(PROBLEM TO WORK ON): Write out every line below that includes the word "Marcar".

A run of records
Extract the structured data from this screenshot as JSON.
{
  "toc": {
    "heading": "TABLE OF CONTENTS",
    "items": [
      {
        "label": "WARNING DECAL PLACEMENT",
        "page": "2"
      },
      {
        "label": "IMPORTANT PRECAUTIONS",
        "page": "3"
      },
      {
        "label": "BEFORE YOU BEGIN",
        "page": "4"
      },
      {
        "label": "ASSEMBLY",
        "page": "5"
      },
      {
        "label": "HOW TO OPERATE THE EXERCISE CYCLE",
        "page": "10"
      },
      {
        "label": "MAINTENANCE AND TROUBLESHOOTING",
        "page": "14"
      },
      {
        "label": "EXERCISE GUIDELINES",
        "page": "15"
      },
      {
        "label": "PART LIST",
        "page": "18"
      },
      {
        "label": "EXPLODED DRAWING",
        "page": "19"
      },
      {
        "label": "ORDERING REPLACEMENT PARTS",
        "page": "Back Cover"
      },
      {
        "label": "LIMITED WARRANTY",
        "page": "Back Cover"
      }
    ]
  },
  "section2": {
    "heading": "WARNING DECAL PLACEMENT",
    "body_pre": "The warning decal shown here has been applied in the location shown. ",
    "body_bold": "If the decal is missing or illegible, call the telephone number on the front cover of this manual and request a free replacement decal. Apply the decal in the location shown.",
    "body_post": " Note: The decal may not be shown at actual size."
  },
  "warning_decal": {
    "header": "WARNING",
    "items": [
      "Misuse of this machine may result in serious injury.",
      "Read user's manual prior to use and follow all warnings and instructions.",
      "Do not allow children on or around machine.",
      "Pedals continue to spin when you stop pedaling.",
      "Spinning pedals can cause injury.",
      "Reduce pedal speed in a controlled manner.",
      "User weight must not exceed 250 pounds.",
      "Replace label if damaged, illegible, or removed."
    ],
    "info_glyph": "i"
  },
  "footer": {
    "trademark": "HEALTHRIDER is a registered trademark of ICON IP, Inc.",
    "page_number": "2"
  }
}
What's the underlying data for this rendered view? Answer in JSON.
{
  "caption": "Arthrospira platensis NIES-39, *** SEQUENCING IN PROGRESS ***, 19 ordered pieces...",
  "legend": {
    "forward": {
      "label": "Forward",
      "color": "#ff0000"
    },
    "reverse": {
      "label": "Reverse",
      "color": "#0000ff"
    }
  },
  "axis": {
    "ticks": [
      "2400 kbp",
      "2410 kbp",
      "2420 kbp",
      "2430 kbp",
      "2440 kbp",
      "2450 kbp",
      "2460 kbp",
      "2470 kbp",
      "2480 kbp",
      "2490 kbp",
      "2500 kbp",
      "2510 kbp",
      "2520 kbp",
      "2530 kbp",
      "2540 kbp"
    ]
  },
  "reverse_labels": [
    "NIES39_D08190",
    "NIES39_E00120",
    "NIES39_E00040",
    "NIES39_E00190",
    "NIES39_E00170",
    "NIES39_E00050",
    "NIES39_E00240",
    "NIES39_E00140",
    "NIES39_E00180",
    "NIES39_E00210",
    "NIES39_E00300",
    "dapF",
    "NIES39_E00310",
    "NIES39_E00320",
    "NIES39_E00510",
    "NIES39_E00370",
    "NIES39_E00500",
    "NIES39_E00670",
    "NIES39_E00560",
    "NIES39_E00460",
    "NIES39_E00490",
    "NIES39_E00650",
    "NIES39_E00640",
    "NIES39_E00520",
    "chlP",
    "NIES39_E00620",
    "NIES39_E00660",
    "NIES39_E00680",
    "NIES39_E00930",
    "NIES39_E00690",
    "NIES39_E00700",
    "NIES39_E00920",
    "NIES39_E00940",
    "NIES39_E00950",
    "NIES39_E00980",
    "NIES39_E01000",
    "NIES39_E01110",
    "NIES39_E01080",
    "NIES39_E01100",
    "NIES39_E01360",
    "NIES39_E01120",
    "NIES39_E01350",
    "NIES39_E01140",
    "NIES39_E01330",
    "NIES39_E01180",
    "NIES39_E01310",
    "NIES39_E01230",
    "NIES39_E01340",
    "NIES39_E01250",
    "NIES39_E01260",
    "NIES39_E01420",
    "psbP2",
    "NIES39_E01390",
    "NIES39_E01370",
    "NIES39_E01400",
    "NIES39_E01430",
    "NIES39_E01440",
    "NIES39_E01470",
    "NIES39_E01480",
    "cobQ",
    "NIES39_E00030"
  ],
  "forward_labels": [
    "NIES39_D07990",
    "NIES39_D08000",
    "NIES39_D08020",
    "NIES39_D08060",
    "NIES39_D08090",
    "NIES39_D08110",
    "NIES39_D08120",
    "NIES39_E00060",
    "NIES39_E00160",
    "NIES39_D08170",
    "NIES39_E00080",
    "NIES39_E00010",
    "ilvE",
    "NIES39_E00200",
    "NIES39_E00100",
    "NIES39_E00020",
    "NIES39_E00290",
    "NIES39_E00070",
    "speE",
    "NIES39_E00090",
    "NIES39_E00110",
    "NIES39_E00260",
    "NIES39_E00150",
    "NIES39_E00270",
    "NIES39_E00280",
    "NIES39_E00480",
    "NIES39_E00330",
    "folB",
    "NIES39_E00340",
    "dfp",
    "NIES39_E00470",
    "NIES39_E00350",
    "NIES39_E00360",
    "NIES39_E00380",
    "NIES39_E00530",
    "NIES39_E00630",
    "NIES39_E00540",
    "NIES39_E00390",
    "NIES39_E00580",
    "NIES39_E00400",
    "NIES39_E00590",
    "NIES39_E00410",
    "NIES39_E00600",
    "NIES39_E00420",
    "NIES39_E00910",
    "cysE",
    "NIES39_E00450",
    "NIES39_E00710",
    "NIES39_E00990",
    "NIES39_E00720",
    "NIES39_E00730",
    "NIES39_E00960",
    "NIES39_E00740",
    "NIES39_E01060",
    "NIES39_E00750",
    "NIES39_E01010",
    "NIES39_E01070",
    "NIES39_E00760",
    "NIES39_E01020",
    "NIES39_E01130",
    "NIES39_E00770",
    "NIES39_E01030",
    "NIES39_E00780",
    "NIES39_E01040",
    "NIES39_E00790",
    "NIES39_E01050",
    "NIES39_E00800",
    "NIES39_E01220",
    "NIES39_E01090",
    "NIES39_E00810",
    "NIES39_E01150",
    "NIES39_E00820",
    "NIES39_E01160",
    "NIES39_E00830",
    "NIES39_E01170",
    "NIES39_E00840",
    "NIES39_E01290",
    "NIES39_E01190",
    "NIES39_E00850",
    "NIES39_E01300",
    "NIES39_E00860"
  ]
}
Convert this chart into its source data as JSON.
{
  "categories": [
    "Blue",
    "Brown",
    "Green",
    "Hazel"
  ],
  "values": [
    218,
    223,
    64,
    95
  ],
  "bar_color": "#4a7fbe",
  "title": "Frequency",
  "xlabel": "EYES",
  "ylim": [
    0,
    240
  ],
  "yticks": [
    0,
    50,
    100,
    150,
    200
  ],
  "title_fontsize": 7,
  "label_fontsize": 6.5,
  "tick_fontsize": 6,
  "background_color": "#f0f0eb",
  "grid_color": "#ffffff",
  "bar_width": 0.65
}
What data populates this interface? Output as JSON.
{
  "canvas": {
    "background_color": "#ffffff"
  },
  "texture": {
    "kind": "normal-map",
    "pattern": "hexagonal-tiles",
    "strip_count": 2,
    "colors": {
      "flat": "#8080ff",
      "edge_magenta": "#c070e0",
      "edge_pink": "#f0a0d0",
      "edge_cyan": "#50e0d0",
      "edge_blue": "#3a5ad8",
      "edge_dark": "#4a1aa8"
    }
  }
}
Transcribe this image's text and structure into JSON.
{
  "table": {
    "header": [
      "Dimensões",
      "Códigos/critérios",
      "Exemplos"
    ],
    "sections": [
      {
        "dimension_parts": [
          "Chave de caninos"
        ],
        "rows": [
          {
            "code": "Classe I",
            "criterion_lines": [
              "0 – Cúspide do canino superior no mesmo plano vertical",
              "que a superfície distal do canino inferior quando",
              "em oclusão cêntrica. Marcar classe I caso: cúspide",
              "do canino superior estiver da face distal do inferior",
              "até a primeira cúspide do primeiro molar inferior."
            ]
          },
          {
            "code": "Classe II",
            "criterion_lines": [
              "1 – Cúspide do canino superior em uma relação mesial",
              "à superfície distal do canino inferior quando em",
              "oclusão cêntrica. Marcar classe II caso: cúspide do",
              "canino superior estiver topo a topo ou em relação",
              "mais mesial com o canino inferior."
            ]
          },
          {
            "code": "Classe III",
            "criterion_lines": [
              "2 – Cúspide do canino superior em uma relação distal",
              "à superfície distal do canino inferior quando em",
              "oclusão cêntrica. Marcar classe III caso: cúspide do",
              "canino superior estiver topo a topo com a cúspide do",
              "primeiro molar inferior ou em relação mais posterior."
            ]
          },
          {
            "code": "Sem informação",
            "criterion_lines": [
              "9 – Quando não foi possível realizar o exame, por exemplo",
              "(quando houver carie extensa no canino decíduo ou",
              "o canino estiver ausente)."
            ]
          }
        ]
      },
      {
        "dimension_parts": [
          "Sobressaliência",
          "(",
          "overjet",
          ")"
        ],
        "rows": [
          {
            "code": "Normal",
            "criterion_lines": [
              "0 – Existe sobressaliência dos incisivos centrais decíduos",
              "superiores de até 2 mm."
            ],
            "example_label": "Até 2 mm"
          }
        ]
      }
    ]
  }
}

(FINAL RESULT):
              "em oclusão cêntrica. Marcar classe I caso: cúspide",
              "oclusão cêntrica. Marcar classe II caso: cúspide do",
              "oclusão cêntrica. Marcar classe III caso: cúspide do",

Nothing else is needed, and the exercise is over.